Task to complete.
Copy out each line below exactly as it appears.

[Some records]
-=-=-
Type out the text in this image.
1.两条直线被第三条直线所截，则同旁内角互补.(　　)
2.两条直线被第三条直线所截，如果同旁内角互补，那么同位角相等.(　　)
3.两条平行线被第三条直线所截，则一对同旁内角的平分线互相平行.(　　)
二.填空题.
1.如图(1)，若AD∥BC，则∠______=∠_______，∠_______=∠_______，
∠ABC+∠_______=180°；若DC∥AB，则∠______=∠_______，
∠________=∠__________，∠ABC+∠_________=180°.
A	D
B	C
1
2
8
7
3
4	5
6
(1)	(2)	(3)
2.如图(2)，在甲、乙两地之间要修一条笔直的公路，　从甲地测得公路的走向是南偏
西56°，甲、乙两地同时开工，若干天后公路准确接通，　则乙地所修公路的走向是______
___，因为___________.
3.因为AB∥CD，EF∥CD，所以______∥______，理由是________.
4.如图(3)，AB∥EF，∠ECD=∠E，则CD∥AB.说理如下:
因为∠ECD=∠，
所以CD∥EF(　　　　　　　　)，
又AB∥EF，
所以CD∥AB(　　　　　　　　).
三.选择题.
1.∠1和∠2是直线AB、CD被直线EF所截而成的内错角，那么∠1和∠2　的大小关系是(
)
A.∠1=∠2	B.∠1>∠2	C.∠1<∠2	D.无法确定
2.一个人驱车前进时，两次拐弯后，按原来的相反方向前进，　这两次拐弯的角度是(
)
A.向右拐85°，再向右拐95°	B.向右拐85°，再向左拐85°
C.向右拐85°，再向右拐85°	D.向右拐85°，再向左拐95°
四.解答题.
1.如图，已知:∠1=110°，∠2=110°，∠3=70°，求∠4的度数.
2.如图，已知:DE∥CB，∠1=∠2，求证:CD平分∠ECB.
-=-=-
Full output.
Type out the text in this image.
1.两条直线被第三条直线所截，则同旁内角互补.(　　)
2.两条直线被第三条直线所截，如果同旁内角互补，那么同位角相等.(　　)
3.两条平行线被第三条直线所截，则一对同旁内角的平分线互相平行.(　　)
二.填空题.
1.如图(1)，若AD∥BC，则∠______=∠_______，∠_______=∠_______，
∠ABC+∠_______=180°；若DC∥AB，则∠______=∠_______，
∠________=∠__________，∠ABC+∠_________=180°.
A	D
B	C
1
2
8
7
3
4	5
6
(1)	(2)	(3)
2.如图(2)，在甲、乙两地之间要修一条笔直的公路，　从甲地测得公路的走向是南偏
西56°，甲、乙两地同时开工，若干天后公路准确接通，　则乙地所修公路的走向是______
___，因为___________.
3.因为AB∥CD，EF∥CD，所以______∥______，理由是________.
4.如图(3)，AB∥EF，∠ECD=∠E，则CD∥AB.说理如下:
因为∠ECD=∠，
所以CD∥EF(　　　　　　　　)，
又AB∥EF，
所以CD∥AB(　　　　　　　　).
三.选择题.
1.∠1和∠2是直线AB、CD被直线EF所截而成的内错角，那么∠1和∠2　的大小关系是(
)
A.∠1=∠2	B.∠1>∠2	C.∠1<∠2	D.无法确定
2.一个人驱车前进时，两次拐弯后，按原来的相反方向前进，　这两次拐弯的角度是(
)
A.向右拐85°，再向右拐95°	B.向右拐85°，再向左拐85°
C.向右拐85°，再向右拐85°	D.向右拐85°，再向左拐95°
四.解答题.
1.如图，已知:∠1=110°，∠2=110°，∠3=70°，求∠4的度数.
2.如图，已知:DE∥CB，∠1=∠2，求证:CD平分∠ECB.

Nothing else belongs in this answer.